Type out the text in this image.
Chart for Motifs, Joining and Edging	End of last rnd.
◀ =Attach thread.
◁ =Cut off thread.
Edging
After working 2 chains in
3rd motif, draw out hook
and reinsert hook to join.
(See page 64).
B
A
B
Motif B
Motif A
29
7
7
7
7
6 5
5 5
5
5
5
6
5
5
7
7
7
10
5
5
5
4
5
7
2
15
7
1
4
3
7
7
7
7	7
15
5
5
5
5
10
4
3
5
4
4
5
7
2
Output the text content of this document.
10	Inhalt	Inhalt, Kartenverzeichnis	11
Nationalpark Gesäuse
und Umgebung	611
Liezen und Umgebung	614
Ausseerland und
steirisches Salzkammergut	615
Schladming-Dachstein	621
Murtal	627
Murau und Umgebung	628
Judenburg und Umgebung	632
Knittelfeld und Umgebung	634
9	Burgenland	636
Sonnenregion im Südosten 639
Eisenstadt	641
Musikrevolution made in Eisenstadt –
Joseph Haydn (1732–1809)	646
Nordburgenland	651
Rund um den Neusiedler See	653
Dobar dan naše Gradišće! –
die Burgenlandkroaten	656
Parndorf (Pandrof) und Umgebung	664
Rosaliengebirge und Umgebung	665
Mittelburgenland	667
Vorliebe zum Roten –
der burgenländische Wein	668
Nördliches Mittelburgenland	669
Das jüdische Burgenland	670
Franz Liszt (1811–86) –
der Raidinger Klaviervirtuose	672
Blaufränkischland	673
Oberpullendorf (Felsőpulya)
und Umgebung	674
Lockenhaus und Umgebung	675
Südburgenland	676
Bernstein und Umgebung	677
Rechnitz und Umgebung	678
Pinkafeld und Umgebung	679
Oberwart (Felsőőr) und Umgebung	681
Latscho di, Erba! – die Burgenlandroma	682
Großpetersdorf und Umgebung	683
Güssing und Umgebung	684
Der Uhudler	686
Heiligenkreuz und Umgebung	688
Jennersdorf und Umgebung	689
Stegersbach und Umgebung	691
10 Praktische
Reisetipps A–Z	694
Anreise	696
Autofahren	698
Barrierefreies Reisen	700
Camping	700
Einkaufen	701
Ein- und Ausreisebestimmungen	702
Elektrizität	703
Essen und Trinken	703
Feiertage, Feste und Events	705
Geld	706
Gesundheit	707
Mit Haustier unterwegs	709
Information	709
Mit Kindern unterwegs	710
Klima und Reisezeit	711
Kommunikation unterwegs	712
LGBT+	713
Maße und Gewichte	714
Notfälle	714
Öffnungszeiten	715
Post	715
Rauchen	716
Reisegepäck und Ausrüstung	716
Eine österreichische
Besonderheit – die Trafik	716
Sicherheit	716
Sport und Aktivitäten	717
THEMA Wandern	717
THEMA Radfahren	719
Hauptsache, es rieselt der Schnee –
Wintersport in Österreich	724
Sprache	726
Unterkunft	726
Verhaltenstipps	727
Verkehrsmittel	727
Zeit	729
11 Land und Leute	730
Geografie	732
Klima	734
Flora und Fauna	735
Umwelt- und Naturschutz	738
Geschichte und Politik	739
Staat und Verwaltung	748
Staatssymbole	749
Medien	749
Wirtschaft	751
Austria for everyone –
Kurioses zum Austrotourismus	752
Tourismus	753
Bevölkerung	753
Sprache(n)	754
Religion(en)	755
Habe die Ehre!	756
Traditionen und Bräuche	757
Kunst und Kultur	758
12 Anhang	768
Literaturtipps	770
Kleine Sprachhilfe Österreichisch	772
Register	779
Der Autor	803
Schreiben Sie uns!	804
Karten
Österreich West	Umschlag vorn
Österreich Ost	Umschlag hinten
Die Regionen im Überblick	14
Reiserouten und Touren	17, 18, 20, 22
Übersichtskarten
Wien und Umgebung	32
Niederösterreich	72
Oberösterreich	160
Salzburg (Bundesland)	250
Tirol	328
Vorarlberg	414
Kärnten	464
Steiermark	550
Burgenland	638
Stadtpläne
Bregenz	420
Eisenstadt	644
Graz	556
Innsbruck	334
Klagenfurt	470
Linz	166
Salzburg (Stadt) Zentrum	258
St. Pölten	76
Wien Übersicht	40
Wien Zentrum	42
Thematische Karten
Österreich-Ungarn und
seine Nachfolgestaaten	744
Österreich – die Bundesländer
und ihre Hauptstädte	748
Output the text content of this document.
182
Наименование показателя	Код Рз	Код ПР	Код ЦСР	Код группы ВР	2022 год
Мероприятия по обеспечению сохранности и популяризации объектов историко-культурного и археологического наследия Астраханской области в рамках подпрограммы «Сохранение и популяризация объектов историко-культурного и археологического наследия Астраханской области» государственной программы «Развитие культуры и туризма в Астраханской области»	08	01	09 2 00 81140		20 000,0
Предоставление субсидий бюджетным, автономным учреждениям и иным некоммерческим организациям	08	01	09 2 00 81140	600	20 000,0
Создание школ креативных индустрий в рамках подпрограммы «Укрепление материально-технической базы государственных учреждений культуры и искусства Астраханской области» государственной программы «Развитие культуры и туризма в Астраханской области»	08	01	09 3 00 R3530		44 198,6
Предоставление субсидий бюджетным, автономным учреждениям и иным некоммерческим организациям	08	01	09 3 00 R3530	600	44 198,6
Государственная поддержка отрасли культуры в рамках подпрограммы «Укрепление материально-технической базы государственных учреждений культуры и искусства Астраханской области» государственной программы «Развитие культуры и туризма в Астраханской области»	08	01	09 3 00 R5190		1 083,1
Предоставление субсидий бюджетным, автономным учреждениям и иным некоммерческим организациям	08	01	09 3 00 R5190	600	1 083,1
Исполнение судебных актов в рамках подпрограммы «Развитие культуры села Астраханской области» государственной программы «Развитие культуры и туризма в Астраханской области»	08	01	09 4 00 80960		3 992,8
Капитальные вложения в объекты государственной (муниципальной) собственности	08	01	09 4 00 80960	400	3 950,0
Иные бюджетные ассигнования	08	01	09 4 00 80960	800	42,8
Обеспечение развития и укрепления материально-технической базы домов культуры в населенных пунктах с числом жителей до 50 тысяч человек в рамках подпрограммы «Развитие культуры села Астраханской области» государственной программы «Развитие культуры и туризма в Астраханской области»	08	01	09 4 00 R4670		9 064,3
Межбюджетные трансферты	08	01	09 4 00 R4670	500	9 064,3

## WHAT THE EXERCISE ASKS
Each line of the material must be restated exactly.

## OUTPUT
Type out the text in this image.
Chart for Motifs, Joining and Edging	End of last rnd.
◀ =Attach thread.
◁ =Cut off thread.
Edging
After working 2 chains in
3rd motif, draw out hook
and reinsert hook to join.
(See page 64).
B
A
B
Motif B
Motif A
29
7
7
7
7
6 5
5 5
5
5
5
6
5
5
7
7
7
10
5
5
5
4
5
7
2
15
7
1
4
3
7
7
7
7	7
15
5
5
5
5
10
4
3
5
4
4
5
7
2
Output the text content of this document.
10	Inhalt	Inhalt, Kartenverzeichnis	11
Nationalpark Gesäuse
und Umgebung	611
Liezen und Umgebung	614
Ausseerland und
steirisches Salzkammergut	615
Schladming-Dachstein	621
Murtal	627
Murau und Umgebung	628
Judenburg und Umgebung	632
Knittelfeld und Umgebung	634
9	Burgenland	636
Sonnenregion im Südosten 639
Eisenstadt	641
Musikrevolution made in Eisenstadt –
Joseph Haydn (1732–1809)	646
Nordburgenland	651
Rund um den Neusiedler See	653
Dobar dan naše Gradišće! –
die Burgenlandkroaten	656
Parndorf (Pandrof) und Umgebung	664
Rosaliengebirge und Umgebung	665
Mittelburgenland	667
Vorliebe zum Roten –
der burgenländische Wein	668
Nördliches Mittelburgenland	669
Das jüdische Burgenland	670
Franz Liszt (1811–86) –
der Raidinger Klaviervirtuose	672
Blaufränkischland	673
Oberpullendorf (Felsőpulya)
und Umgebung	674
Lockenhaus und Umgebung	675
Südburgenland	676
Bernstein und Umgebung	677
Rechnitz und Umgebung	678
Pinkafeld und Umgebung	679
Oberwart (Felsőőr) und Umgebung	681
Latscho di, Erba! – die Burgenlandroma	682
Großpetersdorf und Umgebung	683
Güssing und Umgebung	684
Der Uhudler	686
Heiligenkreuz und Umgebung	688
Jennersdorf und Umgebung	689
Stegersbach und Umgebung	691
10 Praktische
Reisetipps A–Z	694
Anreise	696
Autofahren	698
Barrierefreies Reisen	700
Camping	700
Einkaufen	701
Ein- und Ausreisebestimmungen	702
Elektrizität	703
Essen und Trinken	703
Feiertage, Feste und Events	705
Geld	706
Gesundheit	707
Mit Haustier unterwegs	709
Information	709
Mit Kindern unterwegs	710
Klima und Reisezeit	711
Kommunikation unterwegs	712
LGBT+	713
Maße und Gewichte	714
Notfälle	714
Öffnungszeiten	715
Post	715
Rauchen	716
Reisegepäck und Ausrüstung	716
Eine österreichische
Besonderheit – die Trafik	716
Sicherheit	716
Sport und Aktivitäten	717
THEMA Wandern	717
THEMA Radfahren	719
Hauptsache, es rieselt der Schnee –
Wintersport in Österreich	724
Sprache	726
Unterkunft	726
Verhaltenstipps	727
Verkehrsmittel	727
Zeit	729
11 Land und Leute	730
Geografie	732
Klima	734
Flora und Fauna	735
Umwelt- und Naturschutz	738
Geschichte und Politik	739
Staat und Verwaltung	748
Staatssymbole	749
Medien	749
Wirtschaft	751
Austria for everyone –
Kurioses zum Austrotourismus	752
Tourismus	753
Bevölkerung	753
Sprache(n)	754
Religion(en)	755
Habe die Ehre!	756
Traditionen und Bräuche	757
Kunst und Kultur	758
12 Anhang	768
Literaturtipps	770
Kleine Sprachhilfe Österreichisch	772
Register	779
Der Autor	803
Schreiben Sie uns!	804
Karten
Österreich West	Umschlag vorn
Österreich Ost	Umschlag hinten
Die Regionen im Überblick	14
Reiserouten und Touren	17, 18, 20, 22
Übersichtskarten
Wien und Umgebung	32
Niederösterreich	72
Oberösterreich	160
Salzburg (Bundesland)	250
Tirol	328
Vorarlberg	414
Kärnten	464
Steiermark	550
Burgenland	638
Stadtpläne
Bregenz	420
Eisenstadt	644
Graz	556
Innsbruck	334
Klagenfurt	470
Linz	166
Salzburg (Stadt) Zentrum	258
St. Pölten	76
Wien Übersicht	40
Wien Zentrum	42
Thematische Karten
Österreich-Ungarn und
seine Nachfolgestaaten	744
Österreich – die Bundesländer
und ihre Hauptstädte	748
Output the text content of this document.
182
Наименование показателя	Код Рз	Код ПР	Код ЦСР	Код группы ВР	2022 год
Мероприятия по обеспечению сохранности и популяризации объектов историко-культурного и археологического наследия Астраханской области в рамках подпрограммы «Сохранение и популяризация объектов историко-культурного и археологического наследия Астраханской области» государственной программы «Развитие культуры и туризма в Астраханской области»	08	01	09 2 00 81140		20 000,0
Предоставление субсидий бюджетным, автономным учреждениям и иным некоммерческим организациям	08	01	09 2 00 81140	600	20 000,0
Создание школ креативных индустрий в рамках подпрограммы «Укрепление материально-технической базы государственных учреждений культуры и искусства Астраханской области» государственной программы «Развитие культуры и туризма в Астраханской области»	08	01	09 3 00 R3530		44 198,6
Предоставление субсидий бюджетным, автономным учреждениям и иным некоммерческим организациям	08	01	09 3 00 R3530	600	44 198,6
Государственная поддержка отрасли культуры в рамках подпрограммы «Укрепление материально-технической базы государственных учреждений культуры и искусства Астраханской области» государственной программы «Развитие культуры и туризма в Астраханской области»	08	01	09 3 00 R5190		1 083,1
Предоставление субсидий бюджетным, автономным учреждениям и иным некоммерческим организациям	08	01	09 3 00 R5190	600	1 083,1
Исполнение судебных актов в рамках подпрограммы «Развитие культуры села Астраханской области» государственной программы «Развитие культуры и туризма в Астраханской области»	08	01	09 4 00 80960		3 992,8
Капитальные вложения в объекты государственной (муниципальной) собственности	08	01	09 4 00 80960	400	3 950,0
Иные бюджетные ассигнования	08	01	09 4 00 80960	800	42,8
Обеспечение развития и укрепления материально-технической базы домов культуры в населенных пунктах с числом жителей до 50 тысяч человек в рамках подпрограммы «Развитие культуры села Астраханской области» государственной программы «Развитие культуры и туризма в Астраханской области»	08	01	09 4 00 R4670		9 064,3
Межбюджетные трансферты	08	01	09 4 00 R4670	500	9 064,3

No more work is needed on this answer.